__Dataset records__.
# # # # #
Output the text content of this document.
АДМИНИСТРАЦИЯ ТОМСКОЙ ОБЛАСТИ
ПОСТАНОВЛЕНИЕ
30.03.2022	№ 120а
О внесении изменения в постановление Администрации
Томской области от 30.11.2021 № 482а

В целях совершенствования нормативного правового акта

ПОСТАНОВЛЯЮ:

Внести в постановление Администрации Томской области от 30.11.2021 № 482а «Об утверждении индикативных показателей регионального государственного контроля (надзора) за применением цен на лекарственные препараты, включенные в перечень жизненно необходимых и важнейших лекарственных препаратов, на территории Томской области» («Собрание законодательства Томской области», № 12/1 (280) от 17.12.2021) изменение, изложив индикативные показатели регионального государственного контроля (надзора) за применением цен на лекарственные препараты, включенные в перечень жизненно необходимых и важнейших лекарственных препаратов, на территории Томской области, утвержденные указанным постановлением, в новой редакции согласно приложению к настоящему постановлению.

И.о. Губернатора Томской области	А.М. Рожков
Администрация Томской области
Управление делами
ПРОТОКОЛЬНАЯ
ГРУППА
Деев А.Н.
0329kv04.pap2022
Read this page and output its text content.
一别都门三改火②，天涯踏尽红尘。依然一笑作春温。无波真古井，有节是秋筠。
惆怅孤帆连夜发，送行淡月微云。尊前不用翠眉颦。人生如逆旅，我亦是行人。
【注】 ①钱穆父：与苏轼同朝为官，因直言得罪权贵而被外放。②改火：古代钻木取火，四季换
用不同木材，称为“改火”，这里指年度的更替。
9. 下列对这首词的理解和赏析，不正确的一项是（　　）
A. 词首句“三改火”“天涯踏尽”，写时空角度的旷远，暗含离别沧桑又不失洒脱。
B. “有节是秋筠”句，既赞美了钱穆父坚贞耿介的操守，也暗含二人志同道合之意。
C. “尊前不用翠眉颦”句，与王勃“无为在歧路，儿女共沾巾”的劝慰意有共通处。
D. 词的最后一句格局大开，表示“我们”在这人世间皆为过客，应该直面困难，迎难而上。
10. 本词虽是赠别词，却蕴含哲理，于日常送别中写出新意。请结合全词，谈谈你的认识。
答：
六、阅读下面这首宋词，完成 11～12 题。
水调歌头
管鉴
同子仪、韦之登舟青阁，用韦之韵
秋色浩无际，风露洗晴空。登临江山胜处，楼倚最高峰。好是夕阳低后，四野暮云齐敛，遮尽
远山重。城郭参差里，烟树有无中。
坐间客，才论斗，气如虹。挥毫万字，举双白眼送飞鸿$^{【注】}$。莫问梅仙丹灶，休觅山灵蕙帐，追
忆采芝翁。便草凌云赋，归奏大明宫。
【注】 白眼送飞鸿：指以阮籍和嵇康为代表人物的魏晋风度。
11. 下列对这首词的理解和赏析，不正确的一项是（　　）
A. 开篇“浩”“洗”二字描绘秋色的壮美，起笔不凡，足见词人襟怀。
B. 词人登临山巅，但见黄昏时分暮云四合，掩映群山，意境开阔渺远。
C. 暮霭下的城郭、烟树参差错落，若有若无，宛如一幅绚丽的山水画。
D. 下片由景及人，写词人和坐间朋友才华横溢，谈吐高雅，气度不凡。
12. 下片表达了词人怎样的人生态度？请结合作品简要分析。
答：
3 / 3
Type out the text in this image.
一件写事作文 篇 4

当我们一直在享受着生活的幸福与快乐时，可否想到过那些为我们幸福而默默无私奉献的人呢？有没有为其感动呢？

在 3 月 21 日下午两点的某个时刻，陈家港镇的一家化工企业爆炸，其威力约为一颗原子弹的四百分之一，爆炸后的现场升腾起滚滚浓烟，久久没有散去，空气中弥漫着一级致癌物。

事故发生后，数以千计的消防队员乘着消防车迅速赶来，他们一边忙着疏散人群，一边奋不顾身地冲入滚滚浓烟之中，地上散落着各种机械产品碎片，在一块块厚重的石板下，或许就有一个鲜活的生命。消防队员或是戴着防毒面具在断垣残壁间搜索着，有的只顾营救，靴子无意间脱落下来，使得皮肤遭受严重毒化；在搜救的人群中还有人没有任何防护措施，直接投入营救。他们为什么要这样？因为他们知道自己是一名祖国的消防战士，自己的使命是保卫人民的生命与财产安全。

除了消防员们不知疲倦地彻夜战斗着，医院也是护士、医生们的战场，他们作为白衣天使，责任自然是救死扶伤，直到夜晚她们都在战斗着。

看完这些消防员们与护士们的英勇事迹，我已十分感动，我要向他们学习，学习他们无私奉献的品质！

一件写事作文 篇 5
# # # # #
__Exercise aim__.
Give the material above again, word for word.

__Task solution__.
Output the text content of this document.
АДМИНИСТРАЦИЯ ТОМСКОЙ ОБЛАСТИ
ПОСТАНОВЛЕНИЕ
30.03.2022	№ 120а
О внесении изменения в постановление Администрации
Томской области от 30.11.2021 № 482а

В целях совершенствования нормативного правового акта

ПОСТАНОВЛЯЮ:

Внести в постановление Администрации Томской области от 30.11.2021 № 482а «Об утверждении индикативных показателей регионального государственного контроля (надзора) за применением цен на лекарственные препараты, включенные в перечень жизненно необходимых и важнейших лекарственных препаратов, на территории Томской области» («Собрание законодательства Томской области», № 12/1 (280) от 17.12.2021) изменение, изложив индикативные показатели регионального государственного контроля (надзора) за применением цен на лекарственные препараты, включенные в перечень жизненно необходимых и важнейших лекарственных препаратов, на территории Томской области, утвержденные указанным постановлением, в новой редакции согласно приложению к настоящему постановлению.

И.о. Губернатора Томской области	А.М. Рожков
Администрация Томской области
Управление делами
ПРОТОКОЛЬНАЯ
ГРУППА
Деев А.Н.
0329kv04.pap2022
Read this page and output its text content.
一别都门三改火②，天涯踏尽红尘。依然一笑作春温。无波真古井，有节是秋筠。
惆怅孤帆连夜发，送行淡月微云。尊前不用翠眉颦。人生如逆旅，我亦是行人。
【注】 ①钱穆父：与苏轼同朝为官，因直言得罪权贵而被外放。②改火：古代钻木取火，四季换
用不同木材，称为“改火”，这里指年度的更替。
9. 下列对这首词的理解和赏析，不正确的一项是（　　）
A. 词首句“三改火”“天涯踏尽”，写时空角度的旷远，暗含离别沧桑又不失洒脱。
B. “有节是秋筠”句，既赞美了钱穆父坚贞耿介的操守，也暗含二人志同道合之意。
C. “尊前不用翠眉颦”句，与王勃“无为在歧路，儿女共沾巾”的劝慰意有共通处。
D. 词的最后一句格局大开，表示“我们”在这人世间皆为过客，应该直面困难，迎难而上。
10. 本词虽是赠别词，却蕴含哲理，于日常送别中写出新意。请结合全词，谈谈你的认识。
答：
六、阅读下面这首宋词，完成 11～12 题。
水调歌头
管鉴
同子仪、韦之登舟青阁，用韦之韵
秋色浩无际，风露洗晴空。登临江山胜处，楼倚最高峰。好是夕阳低后，四野暮云齐敛，遮尽
远山重。城郭参差里，烟树有无中。
坐间客，才论斗，气如虹。挥毫万字，举双白眼送飞鸿$^{【注】}$。莫问梅仙丹灶，休觅山灵蕙帐，追
忆采芝翁。便草凌云赋，归奏大明宫。
【注】 白眼送飞鸿：指以阮籍和嵇康为代表人物的魏晋风度。
11. 下列对这首词的理解和赏析，不正确的一项是（　　）
A. 开篇“浩”“洗”二字描绘秋色的壮美，起笔不凡，足见词人襟怀。
B. 词人登临山巅，但见黄昏时分暮云四合，掩映群山，意境开阔渺远。
C. 暮霭下的城郭、烟树参差错落，若有若无，宛如一幅绚丽的山水画。
D. 下片由景及人，写词人和坐间朋友才华横溢，谈吐高雅，气度不凡。
12. 下片表达了词人怎样的人生态度？请结合作品简要分析。
答：
3 / 3
Type out the text in this image.
一件写事作文 篇 4

当我们一直在享受着生活的幸福与快乐时，可否想到过那些为我们幸福而默默无私奉献的人呢？有没有为其感动呢？

在 3 月 21 日下午两点的某个时刻，陈家港镇的一家化工企业爆炸，其威力约为一颗原子弹的四百分之一，爆炸后的现场升腾起滚滚浓烟，久久没有散去，空气中弥漫着一级致癌物。

事故发生后，数以千计的消防队员乘着消防车迅速赶来，他们一边忙着疏散人群，一边奋不顾身地冲入滚滚浓烟之中，地上散落着各种机械产品碎片，在一块块厚重的石板下，或许就有一个鲜活的生命。消防队员或是戴着防毒面具在断垣残壁间搜索着，有的只顾营救，靴子无意间脱落下来，使得皮肤遭受严重毒化；在搜救的人群中还有人没有任何防护措施，直接投入营救。他们为什么要这样？因为他们知道自己是一名祖国的消防战士，自己的使命是保卫人民的生命与财产安全。

除了消防员们不知疲倦地彻夜战斗着，医院也是护士、医生们的战场，他们作为白衣天使，责任自然是救死扶伤，直到夜晚她们都在战斗着。

看完这些消防员们与护士们的英勇事迹，我已十分感动，我要向他们学习，学习他们无私奉献的品质！

一件写事作文 篇 5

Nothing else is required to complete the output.